Aim – Each line in the entries below that holds the string "antalgiques" is to be listed.

** begin Extracted entries **

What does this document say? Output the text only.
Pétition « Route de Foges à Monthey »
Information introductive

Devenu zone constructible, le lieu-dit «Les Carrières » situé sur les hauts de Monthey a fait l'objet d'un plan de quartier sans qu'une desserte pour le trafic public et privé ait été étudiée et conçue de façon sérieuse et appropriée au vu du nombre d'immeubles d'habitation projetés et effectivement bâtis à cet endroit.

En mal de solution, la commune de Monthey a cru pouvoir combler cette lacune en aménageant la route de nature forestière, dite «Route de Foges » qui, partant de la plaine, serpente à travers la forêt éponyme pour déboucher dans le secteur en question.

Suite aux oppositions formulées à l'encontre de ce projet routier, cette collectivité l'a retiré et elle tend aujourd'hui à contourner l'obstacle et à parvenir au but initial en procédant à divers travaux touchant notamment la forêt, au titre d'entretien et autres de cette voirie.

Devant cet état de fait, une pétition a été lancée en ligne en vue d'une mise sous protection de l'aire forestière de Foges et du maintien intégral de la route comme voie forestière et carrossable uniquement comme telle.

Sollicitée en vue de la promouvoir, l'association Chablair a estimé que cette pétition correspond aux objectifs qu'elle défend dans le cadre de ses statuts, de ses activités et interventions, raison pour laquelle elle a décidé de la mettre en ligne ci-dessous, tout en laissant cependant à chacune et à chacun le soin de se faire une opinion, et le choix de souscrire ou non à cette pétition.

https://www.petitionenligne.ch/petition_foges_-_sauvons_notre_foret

** end Extracted entries **
** begin Extracted entries **

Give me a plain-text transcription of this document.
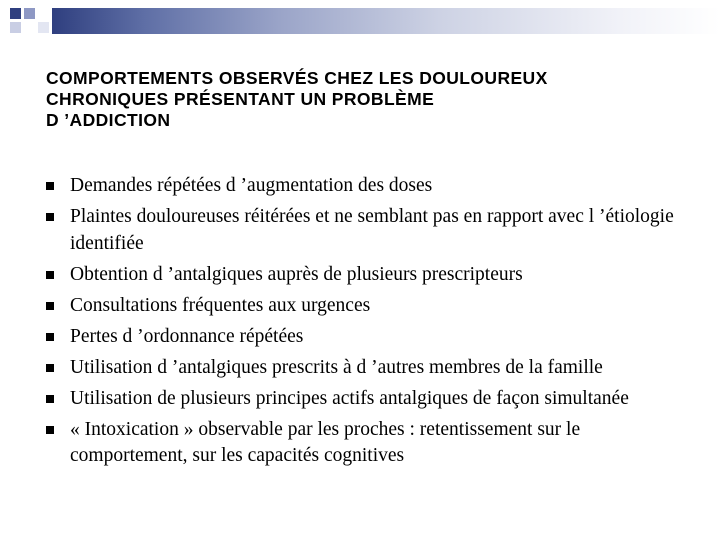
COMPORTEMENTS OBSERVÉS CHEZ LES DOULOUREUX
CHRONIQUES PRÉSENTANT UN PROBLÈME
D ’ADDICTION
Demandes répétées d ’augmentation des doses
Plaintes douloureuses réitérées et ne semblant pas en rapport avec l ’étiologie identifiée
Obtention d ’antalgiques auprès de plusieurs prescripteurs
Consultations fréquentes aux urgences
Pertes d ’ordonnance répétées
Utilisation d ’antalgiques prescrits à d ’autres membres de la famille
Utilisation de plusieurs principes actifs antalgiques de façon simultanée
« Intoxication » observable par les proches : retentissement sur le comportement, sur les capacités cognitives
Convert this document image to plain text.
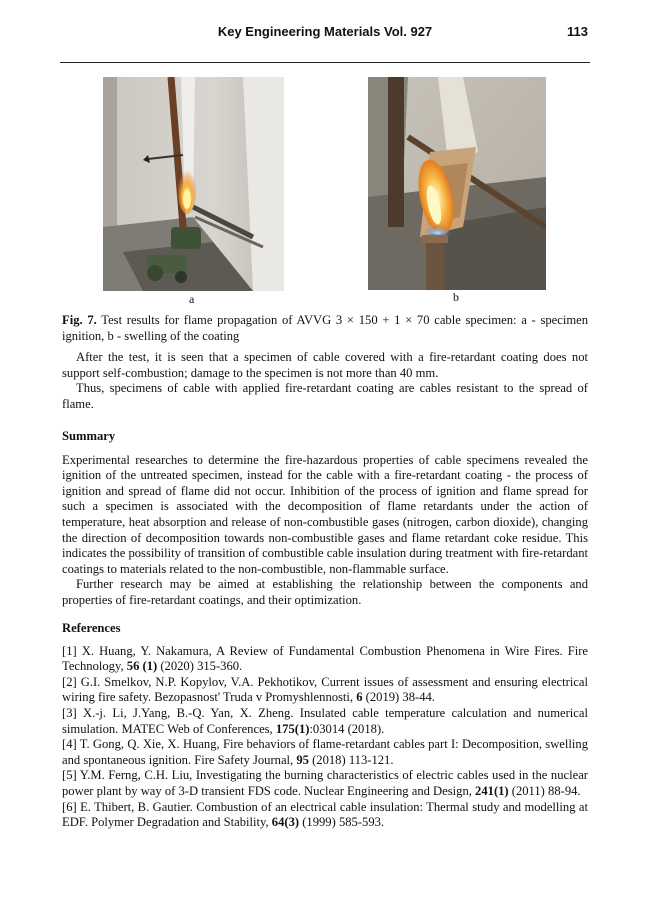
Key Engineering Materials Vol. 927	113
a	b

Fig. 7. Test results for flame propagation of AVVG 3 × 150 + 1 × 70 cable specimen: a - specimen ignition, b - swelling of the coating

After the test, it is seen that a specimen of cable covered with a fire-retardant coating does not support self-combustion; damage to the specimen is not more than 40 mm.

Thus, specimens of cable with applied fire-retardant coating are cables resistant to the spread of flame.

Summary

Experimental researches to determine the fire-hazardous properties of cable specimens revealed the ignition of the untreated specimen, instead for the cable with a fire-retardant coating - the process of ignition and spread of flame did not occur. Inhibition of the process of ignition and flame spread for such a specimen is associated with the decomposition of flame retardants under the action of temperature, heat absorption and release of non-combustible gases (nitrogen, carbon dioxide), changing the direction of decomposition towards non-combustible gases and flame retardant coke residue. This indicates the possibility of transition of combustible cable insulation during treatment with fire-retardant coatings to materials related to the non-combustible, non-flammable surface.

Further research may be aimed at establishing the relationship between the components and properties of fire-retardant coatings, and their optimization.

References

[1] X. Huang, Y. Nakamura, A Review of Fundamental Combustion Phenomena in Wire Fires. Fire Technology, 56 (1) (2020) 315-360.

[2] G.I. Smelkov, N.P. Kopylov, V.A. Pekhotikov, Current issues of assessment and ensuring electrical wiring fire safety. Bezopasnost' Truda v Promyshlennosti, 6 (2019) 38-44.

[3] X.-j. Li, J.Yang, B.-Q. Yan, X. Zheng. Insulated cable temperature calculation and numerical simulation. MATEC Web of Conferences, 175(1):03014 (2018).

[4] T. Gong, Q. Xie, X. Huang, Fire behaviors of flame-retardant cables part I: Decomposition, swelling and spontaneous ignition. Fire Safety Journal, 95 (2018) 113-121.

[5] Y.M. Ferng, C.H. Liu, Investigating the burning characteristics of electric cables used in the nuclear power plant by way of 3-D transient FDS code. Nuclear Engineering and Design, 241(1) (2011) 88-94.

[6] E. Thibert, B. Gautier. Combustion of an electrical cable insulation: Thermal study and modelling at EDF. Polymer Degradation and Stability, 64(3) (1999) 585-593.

** end Extracted entries **

Final result –
Obtention d ’antalgiques auprès de plusieurs prescripteurs
Utilisation d ’antalgiques prescrits à d ’autres membres de la famille
Utilisation de plusieurs principes actifs antalgiques de façon simultanée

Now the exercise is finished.